• **Exercise brief**
Establish how many lines in the material include the string "required" and report it as a lone number.

• **Supplied records**
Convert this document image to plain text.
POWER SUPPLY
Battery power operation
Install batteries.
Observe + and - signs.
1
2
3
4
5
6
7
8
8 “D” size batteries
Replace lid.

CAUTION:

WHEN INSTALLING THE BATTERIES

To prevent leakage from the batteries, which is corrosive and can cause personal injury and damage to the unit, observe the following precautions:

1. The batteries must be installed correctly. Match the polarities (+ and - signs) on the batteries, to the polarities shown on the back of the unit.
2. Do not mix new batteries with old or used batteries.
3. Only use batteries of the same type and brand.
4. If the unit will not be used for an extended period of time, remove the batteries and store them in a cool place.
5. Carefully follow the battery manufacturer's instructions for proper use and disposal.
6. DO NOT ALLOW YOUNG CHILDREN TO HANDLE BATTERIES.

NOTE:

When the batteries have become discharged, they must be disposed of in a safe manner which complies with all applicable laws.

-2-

--

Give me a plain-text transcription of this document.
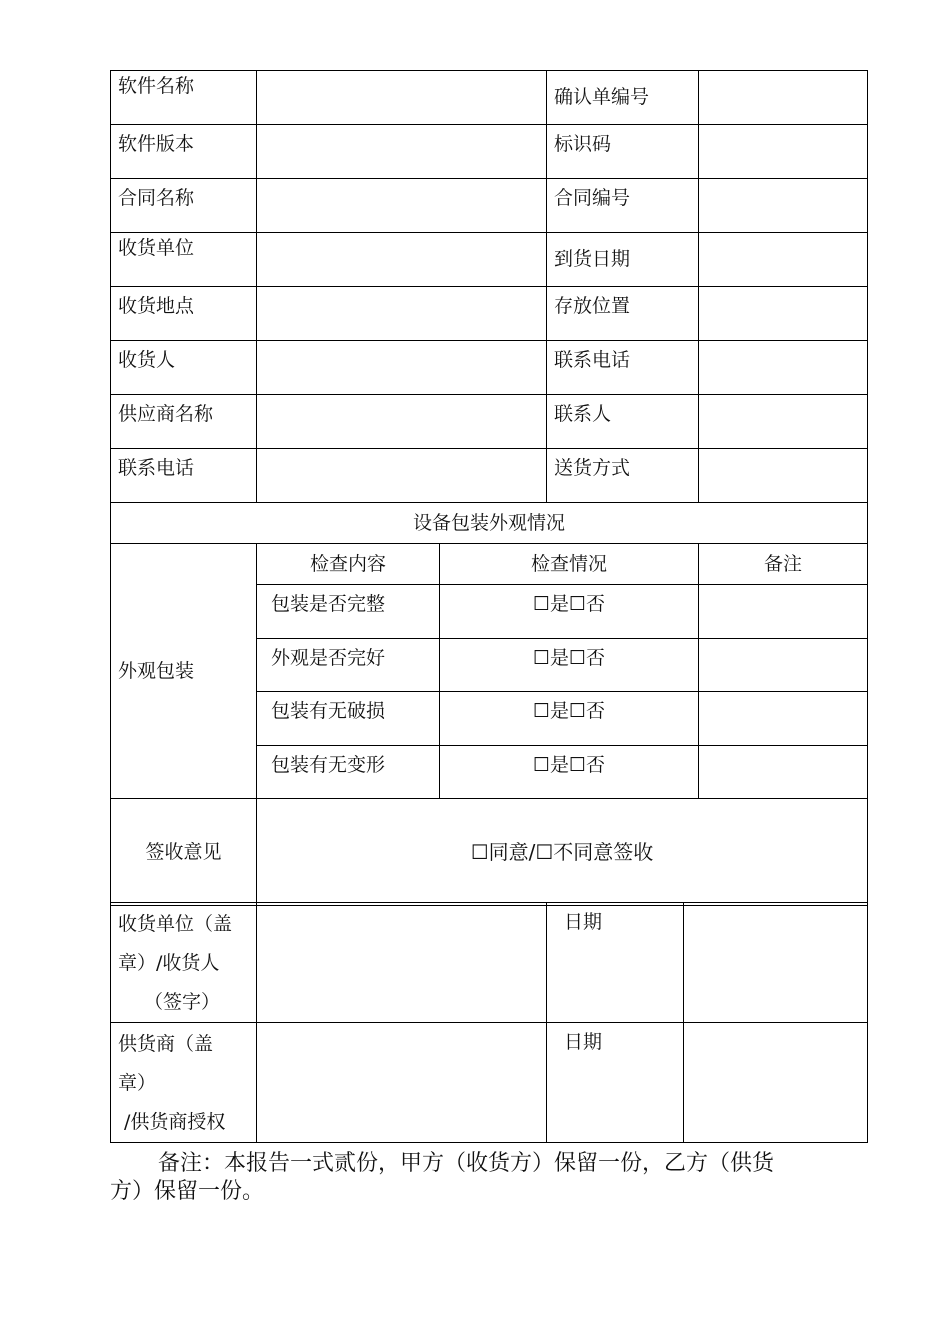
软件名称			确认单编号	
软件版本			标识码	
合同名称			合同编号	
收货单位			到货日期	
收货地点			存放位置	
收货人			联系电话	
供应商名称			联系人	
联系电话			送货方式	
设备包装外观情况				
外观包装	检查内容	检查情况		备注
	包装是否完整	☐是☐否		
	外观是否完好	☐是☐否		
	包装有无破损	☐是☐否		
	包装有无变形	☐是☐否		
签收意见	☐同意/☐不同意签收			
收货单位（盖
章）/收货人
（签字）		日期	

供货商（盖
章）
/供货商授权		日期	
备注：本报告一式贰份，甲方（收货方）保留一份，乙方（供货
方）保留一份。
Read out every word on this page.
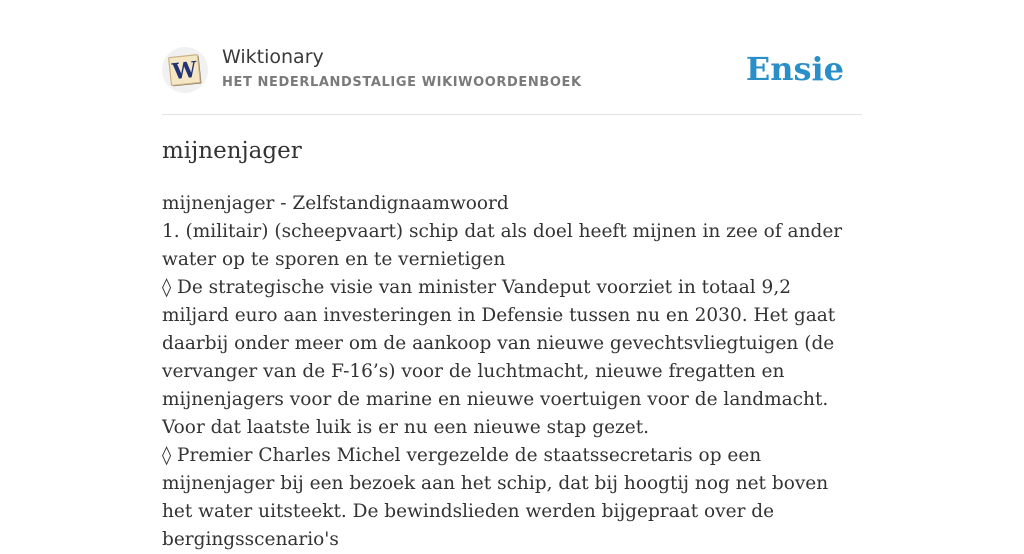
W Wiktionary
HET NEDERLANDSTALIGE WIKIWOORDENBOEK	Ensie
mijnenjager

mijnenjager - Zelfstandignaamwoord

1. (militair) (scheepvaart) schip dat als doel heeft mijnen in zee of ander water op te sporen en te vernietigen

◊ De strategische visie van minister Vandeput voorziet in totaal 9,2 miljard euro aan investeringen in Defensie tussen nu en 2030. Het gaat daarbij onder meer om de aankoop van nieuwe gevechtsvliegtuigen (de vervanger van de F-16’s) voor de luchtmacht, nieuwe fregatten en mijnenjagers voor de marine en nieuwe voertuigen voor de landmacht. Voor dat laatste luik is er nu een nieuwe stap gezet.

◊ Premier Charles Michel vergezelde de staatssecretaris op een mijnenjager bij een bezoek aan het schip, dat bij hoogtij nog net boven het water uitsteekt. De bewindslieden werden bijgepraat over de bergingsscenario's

==

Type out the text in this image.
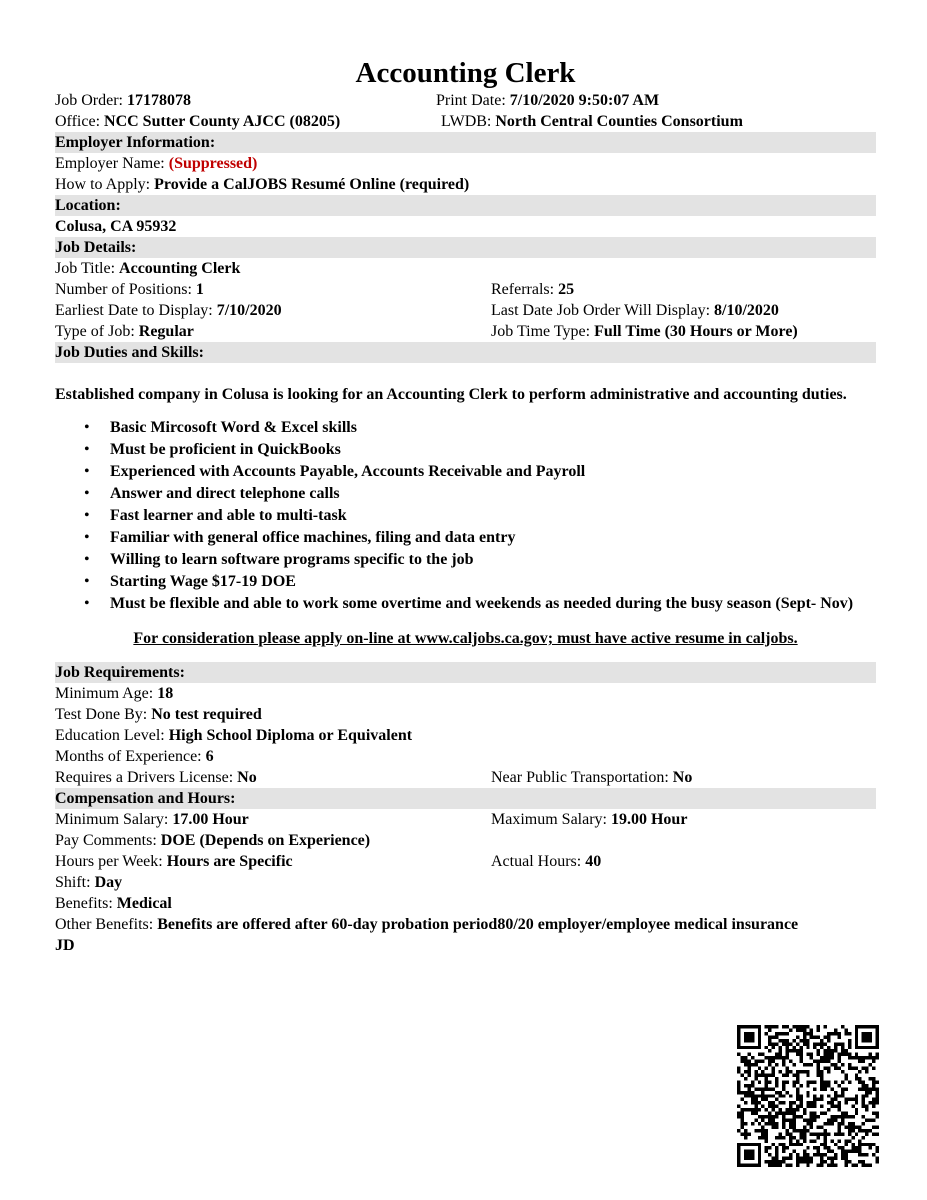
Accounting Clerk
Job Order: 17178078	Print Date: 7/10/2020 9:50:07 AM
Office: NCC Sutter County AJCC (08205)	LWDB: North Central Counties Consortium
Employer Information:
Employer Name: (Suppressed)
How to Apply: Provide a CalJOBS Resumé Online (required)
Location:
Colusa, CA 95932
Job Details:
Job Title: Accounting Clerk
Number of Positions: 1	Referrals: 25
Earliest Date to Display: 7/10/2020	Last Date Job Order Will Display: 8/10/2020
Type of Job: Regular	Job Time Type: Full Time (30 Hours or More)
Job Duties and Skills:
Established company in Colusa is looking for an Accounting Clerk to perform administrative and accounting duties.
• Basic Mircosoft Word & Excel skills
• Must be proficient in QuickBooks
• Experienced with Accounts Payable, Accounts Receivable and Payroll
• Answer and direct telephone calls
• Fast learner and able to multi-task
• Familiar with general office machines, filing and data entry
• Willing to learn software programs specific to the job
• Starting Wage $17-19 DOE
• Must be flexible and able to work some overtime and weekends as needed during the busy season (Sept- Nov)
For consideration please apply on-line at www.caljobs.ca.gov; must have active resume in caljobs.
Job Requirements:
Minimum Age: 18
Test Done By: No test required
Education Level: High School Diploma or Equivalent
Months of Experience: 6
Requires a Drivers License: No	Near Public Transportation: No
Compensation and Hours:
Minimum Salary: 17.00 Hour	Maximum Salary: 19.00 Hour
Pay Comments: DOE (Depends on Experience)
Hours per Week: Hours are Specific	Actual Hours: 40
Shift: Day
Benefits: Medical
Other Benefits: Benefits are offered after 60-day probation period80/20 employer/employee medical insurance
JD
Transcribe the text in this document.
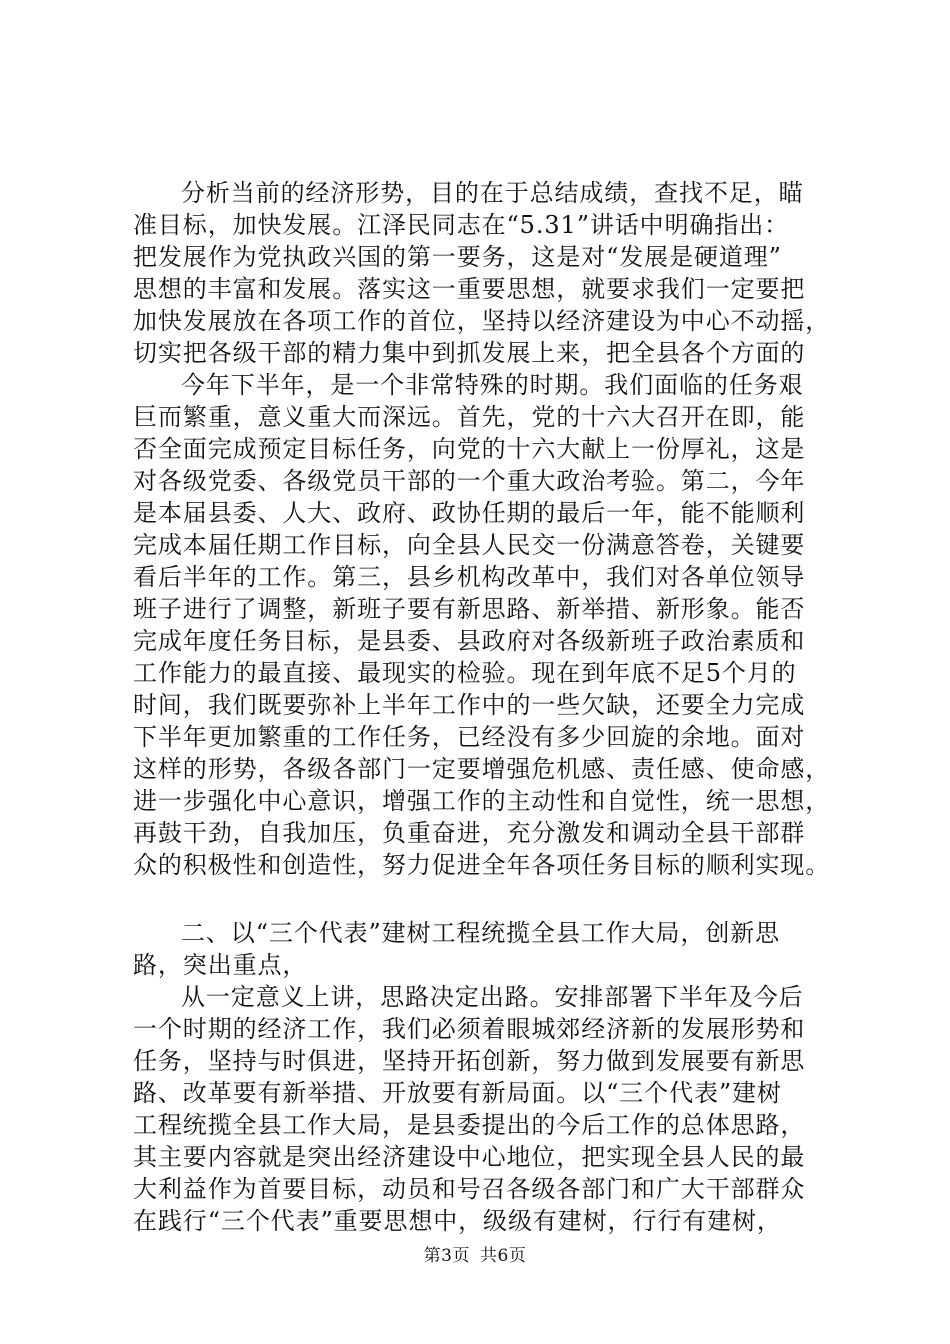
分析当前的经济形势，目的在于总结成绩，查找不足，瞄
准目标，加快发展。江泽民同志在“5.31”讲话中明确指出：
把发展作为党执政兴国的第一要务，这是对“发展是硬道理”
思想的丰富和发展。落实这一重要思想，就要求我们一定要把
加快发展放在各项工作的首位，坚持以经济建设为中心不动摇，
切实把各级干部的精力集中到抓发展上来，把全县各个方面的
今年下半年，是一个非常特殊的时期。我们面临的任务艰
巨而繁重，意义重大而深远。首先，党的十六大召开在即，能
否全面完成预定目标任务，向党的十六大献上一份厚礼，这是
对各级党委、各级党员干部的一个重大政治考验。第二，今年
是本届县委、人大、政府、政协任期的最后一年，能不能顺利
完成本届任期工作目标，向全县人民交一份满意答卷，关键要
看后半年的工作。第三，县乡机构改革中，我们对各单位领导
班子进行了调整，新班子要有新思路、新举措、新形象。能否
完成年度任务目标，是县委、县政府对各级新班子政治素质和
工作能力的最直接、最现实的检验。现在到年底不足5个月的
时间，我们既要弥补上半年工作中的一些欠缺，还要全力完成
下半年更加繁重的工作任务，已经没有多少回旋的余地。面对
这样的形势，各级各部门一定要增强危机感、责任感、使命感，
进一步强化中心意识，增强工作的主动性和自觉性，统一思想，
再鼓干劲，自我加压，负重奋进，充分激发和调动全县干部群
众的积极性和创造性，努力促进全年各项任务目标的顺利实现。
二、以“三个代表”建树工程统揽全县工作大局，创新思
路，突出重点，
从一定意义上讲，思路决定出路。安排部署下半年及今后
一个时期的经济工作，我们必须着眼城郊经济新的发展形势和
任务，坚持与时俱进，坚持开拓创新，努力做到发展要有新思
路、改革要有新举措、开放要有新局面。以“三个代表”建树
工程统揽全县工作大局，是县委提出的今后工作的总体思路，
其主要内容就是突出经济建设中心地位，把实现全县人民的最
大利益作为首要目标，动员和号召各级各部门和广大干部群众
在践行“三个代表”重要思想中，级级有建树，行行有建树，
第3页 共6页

• **The reply**
2